(Structured figure records)
-- Start --

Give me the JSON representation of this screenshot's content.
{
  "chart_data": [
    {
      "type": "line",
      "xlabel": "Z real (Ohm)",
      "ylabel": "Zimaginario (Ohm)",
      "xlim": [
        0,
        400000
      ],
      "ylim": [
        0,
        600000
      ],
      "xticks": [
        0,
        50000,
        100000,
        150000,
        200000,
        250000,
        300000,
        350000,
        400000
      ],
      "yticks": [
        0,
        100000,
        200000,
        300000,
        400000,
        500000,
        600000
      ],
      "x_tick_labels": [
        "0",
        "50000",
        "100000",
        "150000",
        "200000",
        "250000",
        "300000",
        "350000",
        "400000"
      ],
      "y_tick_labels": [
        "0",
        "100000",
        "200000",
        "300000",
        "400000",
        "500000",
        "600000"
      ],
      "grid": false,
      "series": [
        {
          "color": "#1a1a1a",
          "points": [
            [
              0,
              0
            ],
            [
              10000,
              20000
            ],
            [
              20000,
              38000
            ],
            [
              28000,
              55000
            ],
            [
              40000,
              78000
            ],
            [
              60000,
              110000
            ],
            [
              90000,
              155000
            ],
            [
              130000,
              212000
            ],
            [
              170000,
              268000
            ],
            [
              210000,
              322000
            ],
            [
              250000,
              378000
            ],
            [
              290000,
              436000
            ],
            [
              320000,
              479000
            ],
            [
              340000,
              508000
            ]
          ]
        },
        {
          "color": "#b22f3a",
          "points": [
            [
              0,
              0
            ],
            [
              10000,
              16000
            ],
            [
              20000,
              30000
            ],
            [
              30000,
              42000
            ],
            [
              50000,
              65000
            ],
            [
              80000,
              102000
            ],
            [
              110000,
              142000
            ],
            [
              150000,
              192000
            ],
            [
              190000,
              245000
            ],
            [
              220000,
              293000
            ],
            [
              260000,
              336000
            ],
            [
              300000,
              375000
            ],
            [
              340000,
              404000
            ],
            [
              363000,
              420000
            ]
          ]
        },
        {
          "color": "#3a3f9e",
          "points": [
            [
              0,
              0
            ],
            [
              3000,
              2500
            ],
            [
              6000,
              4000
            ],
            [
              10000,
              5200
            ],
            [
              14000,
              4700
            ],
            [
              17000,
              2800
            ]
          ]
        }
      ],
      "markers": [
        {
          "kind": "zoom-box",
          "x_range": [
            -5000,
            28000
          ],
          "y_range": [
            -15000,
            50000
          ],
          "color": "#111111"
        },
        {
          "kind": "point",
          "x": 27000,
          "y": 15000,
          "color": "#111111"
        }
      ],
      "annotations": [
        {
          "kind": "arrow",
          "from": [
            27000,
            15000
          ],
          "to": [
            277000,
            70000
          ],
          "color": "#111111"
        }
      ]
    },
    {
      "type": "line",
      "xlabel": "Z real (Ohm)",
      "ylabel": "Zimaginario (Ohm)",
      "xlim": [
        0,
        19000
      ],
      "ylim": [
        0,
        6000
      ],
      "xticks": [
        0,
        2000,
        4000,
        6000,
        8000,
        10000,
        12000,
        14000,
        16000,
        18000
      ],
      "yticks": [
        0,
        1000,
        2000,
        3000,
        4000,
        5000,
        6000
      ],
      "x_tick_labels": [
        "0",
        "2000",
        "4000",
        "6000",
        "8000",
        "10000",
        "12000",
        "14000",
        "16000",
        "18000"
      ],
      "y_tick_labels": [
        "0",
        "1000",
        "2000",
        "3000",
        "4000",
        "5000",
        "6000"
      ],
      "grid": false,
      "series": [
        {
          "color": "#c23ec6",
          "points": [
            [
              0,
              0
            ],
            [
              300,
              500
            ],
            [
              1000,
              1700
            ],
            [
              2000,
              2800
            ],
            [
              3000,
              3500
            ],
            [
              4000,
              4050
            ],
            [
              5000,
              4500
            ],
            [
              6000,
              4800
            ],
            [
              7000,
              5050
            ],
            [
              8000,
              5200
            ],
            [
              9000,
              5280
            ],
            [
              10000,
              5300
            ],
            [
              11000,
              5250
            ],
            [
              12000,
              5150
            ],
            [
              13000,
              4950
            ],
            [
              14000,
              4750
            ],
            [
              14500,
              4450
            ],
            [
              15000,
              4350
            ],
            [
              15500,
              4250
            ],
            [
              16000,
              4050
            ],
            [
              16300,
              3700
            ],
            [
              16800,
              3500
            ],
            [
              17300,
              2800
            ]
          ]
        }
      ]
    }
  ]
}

-- End --

- **Short task**:
All of the entries must be quoted exactly; please include each one.

- **Response**:
Give me the JSON representation of this screenshot's content.
{
  "chart_data": [
    {
      "type": "line",
      "xlabel": "Z real (Ohm)",
      "ylabel": "Zimaginario (Ohm)",
      "xlim": [
        0,
        400000
      ],
      "ylim": [
        0,
        600000
      ],
      "xticks": [
        0,
        50000,
        100000,
        150000,
        200000,
        250000,
        300000,
        350000,
        400000
      ],
      "yticks": [
        0,
        100000,
        200000,
        300000,
        400000,
        500000,
        600000
      ],
      "x_tick_labels": [
        "0",
        "50000",
        "100000",
        "150000",
        "200000",
        "250000",
        "300000",
        "350000",
        "400000"
      ],
      "y_tick_labels": [
        "0",
        "100000",
        "200000",
        "300000",
        "400000",
        "500000",
        "600000"
      ],
      "grid": false,
      "series": [
        {
          "color": "#1a1a1a",
          "points": [
            [
              0,
              0
            ],
            [
              10000,
              20000
            ],
            [
              20000,
              38000
            ],
            [
              28000,
              55000
            ],
            [
              40000,
              78000
            ],
            [
              60000,
              110000
            ],
            [
              90000,
              155000
            ],
            [
              130000,
              212000
            ],
            [
              170000,
              268000
            ],
            [
              210000,
              322000
            ],
            [
              250000,
              378000
            ],
            [
              290000,
              436000
            ],
            [
              320000,
              479000
            ],
            [
              340000,
              508000
            ]
          ]
        },
        {
          "color": "#b22f3a",
          "points": [
            [
              0,
              0
            ],
            [
              10000,
              16000
            ],
            [
              20000,
              30000
            ],
            [
              30000,
              42000
            ],
            [
              50000,
              65000
            ],
            [
              80000,
              102000
            ],
            [
              110000,
              142000
            ],
            [
              150000,
              192000
            ],
            [
              190000,
              245000
            ],
            [
              220000,
              293000
            ],
            [
              260000,
              336000
            ],
            [
              300000,
              375000
            ],
            [
              340000,
              404000
            ],
            [
              363000,
              420000
            ]
          ]
        },
        {
          "color": "#3a3f9e",
          "points": [
            [
              0,
              0
            ],
            [
              3000,
              2500
            ],
            [
              6000,
              4000
            ],
            [
              10000,
              5200
            ],
            [
              14000,
              4700
            ],
            [
              17000,
              2800
            ]
          ]
        }
      ],
      "markers": [
        {
          "kind": "zoom-box",
          "x_range": [
            -5000,
            28000
          ],
          "y_range": [
            -15000,
            50000
          ],
          "color": "#111111"
        },
        {
          "kind": "point",
          "x": 27000,
          "y": 15000,
          "color": "#111111"
        }
      ],
      "annotations": [
        {
          "kind": "arrow",
          "from": [
            27000,
            15000
          ],
          "to": [
            277000,
            70000
          ],
          "color": "#111111"
        }
      ]
    },
    {
      "type": "line",
      "xlabel": "Z real (Ohm)",
      "ylabel": "Zimaginario (Ohm)",
      "xlim": [
        0,
        19000
      ],
      "ylim": [
        0,
        6000
      ],
      "xticks": [
        0,
        2000,
        4000,
        6000,
        8000,
        10000,
        12000,
        14000,
        16000,
        18000
      ],
      "yticks": [
        0,
        1000,
        2000,
        3000,
        4000,
        5000,
        6000
      ],
      "x_tick_labels": [
        "0",
        "2000",
        "4000",
        "6000",
        "8000",
        "10000",
        "12000",
        "14000",
        "16000",
        "18000"
      ],
      "y_tick_labels": [
        "0",
        "1000",
        "2000",
        "3000",
        "4000",
        "5000",
        "6000"
      ],
      "grid": false,
      "series": [
        {
          "color": "#c23ec6",
          "points": [
            [
              0,
              0
            ],
            [
              300,
              500
            ],
            [
              1000,
              1700
            ],
            [
              2000,
              2800
            ],
            [
              3000,
              3500
            ],
            [
              4000,
              4050
            ],
            [
              5000,
              4500
            ],
            [
              6000,
              4800
            ],
            [
              7000,
              5050
            ],
            [
              8000,
              5200
            ],
            [
              9000,
              5280
            ],
            [
              10000,
              5300
            ],
            [
              11000,
              5250
            ],
            [
              12000,
              5150
            ],
            [
              13000,
              4950
            ],
            [
              14000,
              4750
            ],
            [
              14500,
              4450
            ],
            [
              15000,
              4350
            ],
            [
              15500,
              4250
            ],
            [
              16000,
              4050
            ],
            [
              16300,
              3700
            ],
            [
              16800,
              3500
            ],
            [
              17300,
              2800
            ]
          ]
        }
      ]
    }
  ]
}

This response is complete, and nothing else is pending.